[Task description] Starting with the line that contains "What does this", reproduce each line through the end of the listing below, with no other output.
START
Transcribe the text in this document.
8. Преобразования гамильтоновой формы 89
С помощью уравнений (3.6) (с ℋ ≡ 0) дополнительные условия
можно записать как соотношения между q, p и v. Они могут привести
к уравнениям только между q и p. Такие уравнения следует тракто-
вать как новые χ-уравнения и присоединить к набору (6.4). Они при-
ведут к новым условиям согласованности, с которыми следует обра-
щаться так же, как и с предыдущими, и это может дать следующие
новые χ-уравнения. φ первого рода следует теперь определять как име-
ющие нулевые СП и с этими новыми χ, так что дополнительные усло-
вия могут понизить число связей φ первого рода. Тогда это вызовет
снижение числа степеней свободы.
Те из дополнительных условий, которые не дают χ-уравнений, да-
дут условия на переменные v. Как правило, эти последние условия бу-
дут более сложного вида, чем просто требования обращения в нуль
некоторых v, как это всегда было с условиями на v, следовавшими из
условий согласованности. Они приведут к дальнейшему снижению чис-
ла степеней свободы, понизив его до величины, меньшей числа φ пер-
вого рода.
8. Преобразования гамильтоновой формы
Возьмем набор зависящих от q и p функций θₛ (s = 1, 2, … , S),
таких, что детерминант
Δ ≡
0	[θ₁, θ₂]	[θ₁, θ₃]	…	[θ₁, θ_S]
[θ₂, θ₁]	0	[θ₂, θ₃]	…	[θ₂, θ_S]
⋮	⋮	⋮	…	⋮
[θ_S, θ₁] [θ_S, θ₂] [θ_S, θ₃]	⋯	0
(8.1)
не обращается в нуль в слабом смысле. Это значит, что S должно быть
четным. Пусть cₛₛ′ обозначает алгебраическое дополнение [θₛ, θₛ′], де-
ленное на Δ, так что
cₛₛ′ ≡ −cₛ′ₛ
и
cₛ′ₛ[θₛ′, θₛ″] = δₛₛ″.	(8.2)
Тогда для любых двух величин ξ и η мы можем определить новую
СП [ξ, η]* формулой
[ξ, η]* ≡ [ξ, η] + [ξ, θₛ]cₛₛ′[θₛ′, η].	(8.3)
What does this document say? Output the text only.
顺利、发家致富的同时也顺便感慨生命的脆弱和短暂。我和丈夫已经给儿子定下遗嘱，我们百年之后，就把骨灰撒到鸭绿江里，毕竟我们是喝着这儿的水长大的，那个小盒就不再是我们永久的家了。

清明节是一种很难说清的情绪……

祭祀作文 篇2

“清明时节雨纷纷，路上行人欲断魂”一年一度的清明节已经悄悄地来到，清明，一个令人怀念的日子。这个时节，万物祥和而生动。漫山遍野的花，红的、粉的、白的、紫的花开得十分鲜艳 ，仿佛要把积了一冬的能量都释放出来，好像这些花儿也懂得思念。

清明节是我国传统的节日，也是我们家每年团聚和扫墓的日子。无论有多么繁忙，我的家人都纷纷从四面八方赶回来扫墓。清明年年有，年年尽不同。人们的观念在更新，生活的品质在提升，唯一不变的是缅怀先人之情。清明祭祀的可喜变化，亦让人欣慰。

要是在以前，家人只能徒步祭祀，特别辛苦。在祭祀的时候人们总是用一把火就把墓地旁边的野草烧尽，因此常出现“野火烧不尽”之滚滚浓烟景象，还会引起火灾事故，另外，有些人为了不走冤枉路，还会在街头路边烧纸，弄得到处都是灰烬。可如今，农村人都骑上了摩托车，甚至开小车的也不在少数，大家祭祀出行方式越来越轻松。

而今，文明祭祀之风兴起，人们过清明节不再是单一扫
END
[Task result]
What does this document say? Output the text only.
顺利、发家致富的同时也顺便感慨生命的脆弱和短暂。我和丈夫已经给儿子定下遗嘱，我们百年之后，就把骨灰撒到鸭绿江里，毕竟我们是喝着这儿的水长大的，那个小盒就不再是我们永久的家了。

清明节是一种很难说清的情绪……

祭祀作文 篇2

“清明时节雨纷纷，路上行人欲断魂”一年一度的清明节已经悄悄地来到，清明，一个令人怀念的日子。这个时节，万物祥和而生动。漫山遍野的花，红的、粉的、白的、紫的花开得十分鲜艳 ，仿佛要把积了一冬的能量都释放出来，好像这些花儿也懂得思念。

清明节是我国传统的节日，也是我们家每年团聚和扫墓的日子。无论有多么繁忙，我的家人都纷纷从四面八方赶回来扫墓。清明年年有，年年尽不同。人们的观念在更新，生活的品质在提升，唯一不变的是缅怀先人之情。清明祭祀的可喜变化，亦让人欣慰。

要是在以前，家人只能徒步祭祀，特别辛苦。在祭祀的时候人们总是用一把火就把墓地旁边的野草烧尽，因此常出现“野火烧不尽”之滚滚浓烟景象，还会引起火灾事故，另外，有些人为了不走冤枉路，还会在街头路边烧纸，弄得到处都是灰烬。可如今，农村人都骑上了摩托车，甚至开小车的也不在少数，大家祭祀出行方式越来越轻松。

而今，文明祭祀之风兴起，人们过清明节不再是单一扫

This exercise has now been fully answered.